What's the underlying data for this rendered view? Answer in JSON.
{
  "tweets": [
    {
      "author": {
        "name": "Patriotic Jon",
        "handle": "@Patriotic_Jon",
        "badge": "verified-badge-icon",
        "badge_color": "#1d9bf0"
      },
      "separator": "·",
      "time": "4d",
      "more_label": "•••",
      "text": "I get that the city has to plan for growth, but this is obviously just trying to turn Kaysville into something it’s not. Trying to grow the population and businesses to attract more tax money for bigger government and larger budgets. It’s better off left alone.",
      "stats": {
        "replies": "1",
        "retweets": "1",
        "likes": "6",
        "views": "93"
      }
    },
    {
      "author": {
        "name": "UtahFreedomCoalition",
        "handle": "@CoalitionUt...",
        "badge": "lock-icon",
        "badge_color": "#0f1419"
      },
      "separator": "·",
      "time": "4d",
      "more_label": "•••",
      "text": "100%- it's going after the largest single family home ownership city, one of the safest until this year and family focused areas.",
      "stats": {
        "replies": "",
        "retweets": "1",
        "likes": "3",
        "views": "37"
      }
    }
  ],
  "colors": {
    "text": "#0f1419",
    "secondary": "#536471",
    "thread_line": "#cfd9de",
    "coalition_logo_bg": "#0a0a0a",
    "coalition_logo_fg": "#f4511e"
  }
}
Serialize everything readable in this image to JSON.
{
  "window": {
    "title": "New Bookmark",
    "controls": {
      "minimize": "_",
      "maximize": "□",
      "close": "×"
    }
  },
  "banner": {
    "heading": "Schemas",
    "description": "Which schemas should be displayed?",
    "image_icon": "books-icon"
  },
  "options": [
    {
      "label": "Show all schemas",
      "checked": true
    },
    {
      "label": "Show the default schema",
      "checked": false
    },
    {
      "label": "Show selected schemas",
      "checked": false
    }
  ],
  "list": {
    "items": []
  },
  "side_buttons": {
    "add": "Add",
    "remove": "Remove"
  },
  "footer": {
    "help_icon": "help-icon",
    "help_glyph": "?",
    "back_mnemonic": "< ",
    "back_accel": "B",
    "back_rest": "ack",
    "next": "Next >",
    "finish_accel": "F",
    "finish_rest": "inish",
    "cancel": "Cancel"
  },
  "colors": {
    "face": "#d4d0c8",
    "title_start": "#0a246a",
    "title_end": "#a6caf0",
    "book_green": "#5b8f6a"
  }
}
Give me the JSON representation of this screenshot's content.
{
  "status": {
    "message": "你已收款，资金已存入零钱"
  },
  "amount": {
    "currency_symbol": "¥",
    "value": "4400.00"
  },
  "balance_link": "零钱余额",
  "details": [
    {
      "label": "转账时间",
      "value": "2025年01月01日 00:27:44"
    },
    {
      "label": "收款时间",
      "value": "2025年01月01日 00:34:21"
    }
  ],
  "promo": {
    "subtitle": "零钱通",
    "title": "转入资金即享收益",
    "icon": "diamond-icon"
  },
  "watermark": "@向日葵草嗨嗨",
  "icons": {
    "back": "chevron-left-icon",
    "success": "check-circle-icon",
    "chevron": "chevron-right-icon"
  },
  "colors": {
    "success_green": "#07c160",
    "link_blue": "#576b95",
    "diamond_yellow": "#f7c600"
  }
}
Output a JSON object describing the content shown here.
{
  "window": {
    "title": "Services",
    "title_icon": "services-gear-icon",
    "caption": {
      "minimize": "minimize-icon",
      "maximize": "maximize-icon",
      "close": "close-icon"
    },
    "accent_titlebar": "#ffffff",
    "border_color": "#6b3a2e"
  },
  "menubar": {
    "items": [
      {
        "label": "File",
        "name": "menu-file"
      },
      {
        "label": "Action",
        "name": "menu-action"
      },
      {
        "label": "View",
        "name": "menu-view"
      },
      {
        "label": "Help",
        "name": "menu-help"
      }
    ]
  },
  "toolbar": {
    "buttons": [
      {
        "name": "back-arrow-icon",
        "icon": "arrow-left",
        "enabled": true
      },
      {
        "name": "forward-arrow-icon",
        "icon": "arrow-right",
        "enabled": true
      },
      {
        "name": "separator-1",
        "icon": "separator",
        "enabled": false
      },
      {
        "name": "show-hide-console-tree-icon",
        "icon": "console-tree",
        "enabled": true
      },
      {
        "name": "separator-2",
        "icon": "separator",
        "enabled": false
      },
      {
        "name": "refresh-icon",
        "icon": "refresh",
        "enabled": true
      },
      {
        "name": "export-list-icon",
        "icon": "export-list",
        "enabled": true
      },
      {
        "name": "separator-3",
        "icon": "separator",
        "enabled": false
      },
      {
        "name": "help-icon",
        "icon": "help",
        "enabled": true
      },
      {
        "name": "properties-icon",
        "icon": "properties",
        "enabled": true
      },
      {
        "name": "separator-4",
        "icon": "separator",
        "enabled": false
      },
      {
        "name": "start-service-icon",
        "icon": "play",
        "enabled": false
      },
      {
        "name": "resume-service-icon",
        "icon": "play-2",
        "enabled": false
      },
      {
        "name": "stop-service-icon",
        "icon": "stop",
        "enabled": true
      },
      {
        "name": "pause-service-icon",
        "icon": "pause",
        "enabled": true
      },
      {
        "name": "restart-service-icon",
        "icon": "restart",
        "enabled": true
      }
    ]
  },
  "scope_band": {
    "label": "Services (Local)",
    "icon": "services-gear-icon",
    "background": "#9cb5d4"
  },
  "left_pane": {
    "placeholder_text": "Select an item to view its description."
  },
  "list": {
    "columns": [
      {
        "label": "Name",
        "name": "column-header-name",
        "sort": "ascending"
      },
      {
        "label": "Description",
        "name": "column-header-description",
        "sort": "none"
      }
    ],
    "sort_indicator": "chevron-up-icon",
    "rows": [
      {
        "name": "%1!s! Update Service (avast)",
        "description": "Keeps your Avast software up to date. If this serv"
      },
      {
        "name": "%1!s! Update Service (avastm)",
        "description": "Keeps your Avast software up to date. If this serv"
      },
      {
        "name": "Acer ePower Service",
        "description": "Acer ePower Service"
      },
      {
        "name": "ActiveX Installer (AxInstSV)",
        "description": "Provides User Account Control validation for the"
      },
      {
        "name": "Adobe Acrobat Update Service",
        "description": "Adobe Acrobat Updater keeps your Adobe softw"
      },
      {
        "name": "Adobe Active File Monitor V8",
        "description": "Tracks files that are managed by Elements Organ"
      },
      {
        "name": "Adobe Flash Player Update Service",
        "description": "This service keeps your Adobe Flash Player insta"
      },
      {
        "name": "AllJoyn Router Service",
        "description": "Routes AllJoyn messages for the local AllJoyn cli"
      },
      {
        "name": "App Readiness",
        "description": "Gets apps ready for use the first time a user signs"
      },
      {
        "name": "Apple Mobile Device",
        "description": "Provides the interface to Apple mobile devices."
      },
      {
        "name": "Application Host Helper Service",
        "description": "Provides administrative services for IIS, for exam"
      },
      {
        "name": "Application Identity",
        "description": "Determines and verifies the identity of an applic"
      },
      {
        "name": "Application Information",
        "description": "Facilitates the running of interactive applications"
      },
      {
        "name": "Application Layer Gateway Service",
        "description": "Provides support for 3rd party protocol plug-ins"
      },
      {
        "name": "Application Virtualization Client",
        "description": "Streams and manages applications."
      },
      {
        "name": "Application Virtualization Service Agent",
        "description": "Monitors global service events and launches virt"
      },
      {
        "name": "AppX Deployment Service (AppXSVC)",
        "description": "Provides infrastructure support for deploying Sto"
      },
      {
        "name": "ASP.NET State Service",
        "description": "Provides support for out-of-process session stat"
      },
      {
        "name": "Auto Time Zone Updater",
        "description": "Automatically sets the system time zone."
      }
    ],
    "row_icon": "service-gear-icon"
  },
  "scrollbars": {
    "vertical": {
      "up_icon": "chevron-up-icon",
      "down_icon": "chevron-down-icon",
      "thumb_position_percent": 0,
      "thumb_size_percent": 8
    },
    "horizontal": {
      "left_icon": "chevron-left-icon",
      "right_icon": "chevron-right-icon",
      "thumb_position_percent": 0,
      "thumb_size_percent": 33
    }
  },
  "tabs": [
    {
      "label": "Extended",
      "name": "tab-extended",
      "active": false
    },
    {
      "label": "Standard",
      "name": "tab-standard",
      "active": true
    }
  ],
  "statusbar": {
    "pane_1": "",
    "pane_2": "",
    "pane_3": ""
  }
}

──────

State how many lines of the listing above include the word "Player". Give nothing but the number.

2